◆ **Exercise prompt**: Restate the entire listing word for word.

◆ **Records to process**:
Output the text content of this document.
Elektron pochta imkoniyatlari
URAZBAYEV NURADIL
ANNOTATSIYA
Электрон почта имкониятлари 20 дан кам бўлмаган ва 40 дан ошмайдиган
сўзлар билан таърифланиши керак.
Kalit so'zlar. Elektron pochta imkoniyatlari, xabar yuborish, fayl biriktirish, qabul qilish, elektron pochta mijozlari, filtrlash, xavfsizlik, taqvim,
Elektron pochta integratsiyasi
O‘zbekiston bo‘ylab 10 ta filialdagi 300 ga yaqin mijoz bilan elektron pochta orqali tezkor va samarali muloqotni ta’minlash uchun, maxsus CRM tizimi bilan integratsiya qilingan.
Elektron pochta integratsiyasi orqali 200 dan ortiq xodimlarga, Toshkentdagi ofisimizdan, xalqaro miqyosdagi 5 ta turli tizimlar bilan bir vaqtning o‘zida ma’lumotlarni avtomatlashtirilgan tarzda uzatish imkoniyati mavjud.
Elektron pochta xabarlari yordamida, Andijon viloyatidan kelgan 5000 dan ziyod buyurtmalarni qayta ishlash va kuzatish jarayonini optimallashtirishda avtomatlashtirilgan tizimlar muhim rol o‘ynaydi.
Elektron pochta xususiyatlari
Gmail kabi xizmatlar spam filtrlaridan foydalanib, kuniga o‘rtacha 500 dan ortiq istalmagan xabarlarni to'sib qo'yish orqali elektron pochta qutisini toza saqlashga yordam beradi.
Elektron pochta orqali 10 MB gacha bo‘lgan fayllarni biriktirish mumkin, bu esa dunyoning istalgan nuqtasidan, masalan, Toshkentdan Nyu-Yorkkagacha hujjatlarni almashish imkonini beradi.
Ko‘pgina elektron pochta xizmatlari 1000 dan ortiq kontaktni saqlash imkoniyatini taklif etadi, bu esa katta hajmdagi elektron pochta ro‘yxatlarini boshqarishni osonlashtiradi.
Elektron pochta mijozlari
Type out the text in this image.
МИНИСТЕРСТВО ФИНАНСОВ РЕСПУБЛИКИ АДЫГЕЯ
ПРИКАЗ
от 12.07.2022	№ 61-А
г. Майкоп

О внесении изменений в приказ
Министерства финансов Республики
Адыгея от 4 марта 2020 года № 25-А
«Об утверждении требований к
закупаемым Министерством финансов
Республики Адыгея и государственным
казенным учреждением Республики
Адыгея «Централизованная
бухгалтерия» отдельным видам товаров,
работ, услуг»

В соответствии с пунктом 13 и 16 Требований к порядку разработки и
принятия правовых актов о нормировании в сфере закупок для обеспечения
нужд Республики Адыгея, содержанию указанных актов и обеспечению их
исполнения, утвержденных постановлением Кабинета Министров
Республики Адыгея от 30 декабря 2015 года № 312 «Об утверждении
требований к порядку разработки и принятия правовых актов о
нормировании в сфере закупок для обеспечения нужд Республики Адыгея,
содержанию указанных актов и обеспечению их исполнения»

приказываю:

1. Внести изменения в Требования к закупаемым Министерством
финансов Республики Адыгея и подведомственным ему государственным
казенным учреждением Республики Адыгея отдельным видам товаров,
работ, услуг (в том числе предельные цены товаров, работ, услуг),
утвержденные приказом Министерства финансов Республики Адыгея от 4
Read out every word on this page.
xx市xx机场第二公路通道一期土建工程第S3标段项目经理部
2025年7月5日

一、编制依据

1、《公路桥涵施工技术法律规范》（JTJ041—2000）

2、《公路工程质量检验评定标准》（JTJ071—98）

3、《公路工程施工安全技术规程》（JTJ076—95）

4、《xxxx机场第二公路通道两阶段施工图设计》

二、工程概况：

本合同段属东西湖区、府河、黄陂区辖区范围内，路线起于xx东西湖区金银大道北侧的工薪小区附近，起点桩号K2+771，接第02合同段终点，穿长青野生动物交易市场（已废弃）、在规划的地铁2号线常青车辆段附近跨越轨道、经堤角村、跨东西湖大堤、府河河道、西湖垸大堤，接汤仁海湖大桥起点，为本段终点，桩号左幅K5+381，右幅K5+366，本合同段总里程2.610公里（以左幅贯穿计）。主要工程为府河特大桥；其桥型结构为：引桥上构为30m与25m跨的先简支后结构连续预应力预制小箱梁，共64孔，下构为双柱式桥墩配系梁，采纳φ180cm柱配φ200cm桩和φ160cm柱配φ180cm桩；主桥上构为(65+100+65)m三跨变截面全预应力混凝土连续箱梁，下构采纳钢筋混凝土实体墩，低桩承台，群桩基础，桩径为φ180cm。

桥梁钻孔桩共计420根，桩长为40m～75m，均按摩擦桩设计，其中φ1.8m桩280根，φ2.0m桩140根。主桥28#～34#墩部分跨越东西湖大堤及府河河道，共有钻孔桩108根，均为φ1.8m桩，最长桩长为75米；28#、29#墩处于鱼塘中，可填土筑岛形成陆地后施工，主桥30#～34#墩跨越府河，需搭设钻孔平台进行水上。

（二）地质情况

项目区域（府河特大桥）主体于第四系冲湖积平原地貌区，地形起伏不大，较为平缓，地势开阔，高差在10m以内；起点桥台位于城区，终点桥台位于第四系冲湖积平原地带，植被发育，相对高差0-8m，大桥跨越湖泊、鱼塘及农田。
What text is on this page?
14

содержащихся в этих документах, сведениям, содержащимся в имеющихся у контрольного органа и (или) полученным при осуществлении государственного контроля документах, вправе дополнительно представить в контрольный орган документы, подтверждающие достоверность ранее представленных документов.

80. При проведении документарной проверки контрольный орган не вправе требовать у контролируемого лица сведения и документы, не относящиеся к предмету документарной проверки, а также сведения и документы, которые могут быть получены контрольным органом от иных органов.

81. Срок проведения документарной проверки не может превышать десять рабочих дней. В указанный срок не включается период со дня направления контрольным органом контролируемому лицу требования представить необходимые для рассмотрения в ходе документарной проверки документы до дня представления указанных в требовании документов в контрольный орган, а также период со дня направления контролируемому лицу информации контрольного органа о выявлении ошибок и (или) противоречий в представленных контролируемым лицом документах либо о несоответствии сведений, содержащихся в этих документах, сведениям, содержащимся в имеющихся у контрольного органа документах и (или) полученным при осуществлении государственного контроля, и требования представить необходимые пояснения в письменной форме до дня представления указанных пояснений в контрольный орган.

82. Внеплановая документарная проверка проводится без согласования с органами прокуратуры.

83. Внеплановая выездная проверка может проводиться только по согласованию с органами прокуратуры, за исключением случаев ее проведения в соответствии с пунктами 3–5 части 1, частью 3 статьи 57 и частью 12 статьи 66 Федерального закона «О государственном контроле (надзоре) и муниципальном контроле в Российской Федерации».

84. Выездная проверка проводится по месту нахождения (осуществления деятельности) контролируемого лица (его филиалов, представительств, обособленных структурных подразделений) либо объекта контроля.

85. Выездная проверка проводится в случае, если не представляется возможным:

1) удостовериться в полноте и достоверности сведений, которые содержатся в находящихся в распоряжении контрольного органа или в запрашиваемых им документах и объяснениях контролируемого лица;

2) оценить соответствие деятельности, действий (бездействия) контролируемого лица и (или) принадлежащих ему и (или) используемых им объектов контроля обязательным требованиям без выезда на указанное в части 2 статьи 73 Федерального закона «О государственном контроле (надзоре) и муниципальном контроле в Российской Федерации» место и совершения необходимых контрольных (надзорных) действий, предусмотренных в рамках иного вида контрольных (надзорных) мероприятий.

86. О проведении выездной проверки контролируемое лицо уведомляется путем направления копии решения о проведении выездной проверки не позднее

◆ **The response**:
Output the text content of this document.
Elektron pochta imkoniyatlari
URAZBAYEV NURADIL
ANNOTATSIYA
Электрон почта имкониятлари 20 дан кам бўлмаган ва 40 дан ошмайдиган
сўзлар билан таърифланиши керак.
Kalit so'zlar. Elektron pochta imkoniyatlari, xabar yuborish, fayl biriktirish, qabul qilish, elektron pochta mijozlari, filtrlash, xavfsizlik, taqvim,
Elektron pochta integratsiyasi
O‘zbekiston bo‘ylab 10 ta filialdagi 300 ga yaqin mijoz bilan elektron pochta orqali tezkor va samarali muloqotni ta’minlash uchun, maxsus CRM tizimi bilan integratsiya qilingan.
Elektron pochta integratsiyasi orqali 200 dan ortiq xodimlarga, Toshkentdagi ofisimizdan, xalqaro miqyosdagi 5 ta turli tizimlar bilan bir vaqtning o‘zida ma’lumotlarni avtomatlashtirilgan tarzda uzatish imkoniyati mavjud.
Elektron pochta xabarlari yordamida, Andijon viloyatidan kelgan 5000 dan ziyod buyurtmalarni qayta ishlash va kuzatish jarayonini optimallashtirishda avtomatlashtirilgan tizimlar muhim rol o‘ynaydi.
Elektron pochta xususiyatlari
Gmail kabi xizmatlar spam filtrlaridan foydalanib, kuniga o‘rtacha 500 dan ortiq istalmagan xabarlarni to'sib qo'yish orqali elektron pochta qutisini toza saqlashga yordam beradi.
Elektron pochta orqali 10 MB gacha bo‘lgan fayllarni biriktirish mumkin, bu esa dunyoning istalgan nuqtasidan, masalan, Toshkentdan Nyu-Yorkkagacha hujjatlarni almashish imkonini beradi.
Ko‘pgina elektron pochta xizmatlari 1000 dan ortiq kontaktni saqlash imkoniyatini taklif etadi, bu esa katta hajmdagi elektron pochta ro‘yxatlarini boshqarishni osonlashtiradi.
Elektron pochta mijozlari
Type out the text in this image.
МИНИСТЕРСТВО ФИНАНСОВ РЕСПУБЛИКИ АДЫГЕЯ
ПРИКАЗ
от 12.07.2022	№ 61-А
г. Майкоп

О внесении изменений в приказ
Министерства финансов Республики
Адыгея от 4 марта 2020 года № 25-А
«Об утверждении требований к
закупаемым Министерством финансов
Республики Адыгея и государственным
казенным учреждением Республики
Адыгея «Централизованная
бухгалтерия» отдельным видам товаров,
работ, услуг»

В соответствии с пунктом 13 и 16 Требований к порядку разработки и
принятия правовых актов о нормировании в сфере закупок для обеспечения
нужд Республики Адыгея, содержанию указанных актов и обеспечению их
исполнения, утвержденных постановлением Кабинета Министров
Республики Адыгея от 30 декабря 2015 года № 312 «Об утверждении
требований к порядку разработки и принятия правовых актов о
нормировании в сфере закупок для обеспечения нужд Республики Адыгея,
содержанию указанных актов и обеспечению их исполнения»

приказываю:

1. Внести изменения в Требования к закупаемым Министерством
финансов Республики Адыгея и подведомственным ему государственным
казенным учреждением Республики Адыгея отдельным видам товаров,
работ, услуг (в том числе предельные цены товаров, работ, услуг),
утвержденные приказом Министерства финансов Республики Адыгея от 4
Read out every word on this page.
xx市xx机场第二公路通道一期土建工程第S3标段项目经理部
2025年7月5日

一、编制依据

1、《公路桥涵施工技术法律规范》（JTJ041—2000）

2、《公路工程质量检验评定标准》（JTJ071—98）

3、《公路工程施工安全技术规程》（JTJ076—95）

4、《xxxx机场第二公路通道两阶段施工图设计》

二、工程概况：

本合同段属东西湖区、府河、黄陂区辖区范围内，路线起于xx东西湖区金银大道北侧的工薪小区附近，起点桩号K2+771，接第02合同段终点，穿长青野生动物交易市场（已废弃）、在规划的地铁2号线常青车辆段附近跨越轨道、经堤角村、跨东西湖大堤、府河河道、西湖垸大堤，接汤仁海湖大桥起点，为本段终点，桩号左幅K5+381，右幅K5+366，本合同段总里程2.610公里（以左幅贯穿计）。主要工程为府河特大桥；其桥型结构为：引桥上构为30m与25m跨的先简支后结构连续预应力预制小箱梁，共64孔，下构为双柱式桥墩配系梁，采纳φ180cm柱配φ200cm桩和φ160cm柱配φ180cm桩；主桥上构为(65+100+65)m三跨变截面全预应力混凝土连续箱梁，下构采纳钢筋混凝土实体墩，低桩承台，群桩基础，桩径为φ180cm。

桥梁钻孔桩共计420根，桩长为40m～75m，均按摩擦桩设计，其中φ1.8m桩280根，φ2.0m桩140根。主桥28#～34#墩部分跨越东西湖大堤及府河河道，共有钻孔桩108根，均为φ1.8m桩，最长桩长为75米；28#、29#墩处于鱼塘中，可填土筑岛形成陆地后施工，主桥30#～34#墩跨越府河，需搭设钻孔平台进行水上。

（二）地质情况

项目区域（府河特大桥）主体于第四系冲湖积平原地貌区，地形起伏不大，较为平缓，地势开阔，高差在10m以内；起点桥台位于城区，终点桥台位于第四系冲湖积平原地带，植被发育，相对高差0-8m，大桥跨越湖泊、鱼塘及农田。
What text is on this page?
14

содержащихся в этих документах, сведениям, содержащимся в имеющихся у контрольного органа и (или) полученным при осуществлении государственного контроля документах, вправе дополнительно представить в контрольный орган документы, подтверждающие достоверность ранее представленных документов.

80. При проведении документарной проверки контрольный орган не вправе требовать у контролируемого лица сведения и документы, не относящиеся к предмету документарной проверки, а также сведения и документы, которые могут быть получены контрольным органом от иных органов.

81. Срок проведения документарной проверки не может превышать десять рабочих дней. В указанный срок не включается период со дня направления контрольным органом контролируемому лицу требования представить необходимые для рассмотрения в ходе документарной проверки документы до дня представления указанных в требовании документов в контрольный орган, а также период со дня направления контролируемому лицу информации контрольного органа о выявлении ошибок и (или) противоречий в представленных контролируемым лицом документах либо о несоответствии сведений, содержащихся в этих документах, сведениям, содержащимся в имеющихся у контрольного органа документах и (или) полученным при осуществлении государственного контроля, и требования представить необходимые пояснения в письменной форме до дня представления указанных пояснений в контрольный орган.

82. Внеплановая документарная проверка проводится без согласования с органами прокуратуры.

83. Внеплановая выездная проверка может проводиться только по согласованию с органами прокуратуры, за исключением случаев ее проведения в соответствии с пунктами 3–5 части 1, частью 3 статьи 57 и частью 12 статьи 66 Федерального закона «О государственном контроле (надзоре) и муниципальном контроле в Российской Федерации».

84. Выездная проверка проводится по месту нахождения (осуществления деятельности) контролируемого лица (его филиалов, представительств, обособленных структурных подразделений) либо объекта контроля.

85. Выездная проверка проводится в случае, если не представляется возможным:

1) удостовериться в полноте и достоверности сведений, которые содержатся в находящихся в распоряжении контрольного органа или в запрашиваемых им документах и объяснениях контролируемого лица;

2) оценить соответствие деятельности, действий (бездействия) контролируемого лица и (или) принадлежащих ему и (или) используемых им объектов контроля обязательным требованиям без выезда на указанное в части 2 статьи 73 Федерального закона «О государственном контроле (надзоре) и муниципальном контроле в Российской Федерации» место и совершения необходимых контрольных (надзорных) действий, предусмотренных в рамках иного вида контрольных (надзорных) мероприятий.

86. О проведении выездной проверки контролируемое лицо уведомляется путем направления копии решения о проведении выездной проверки не позднее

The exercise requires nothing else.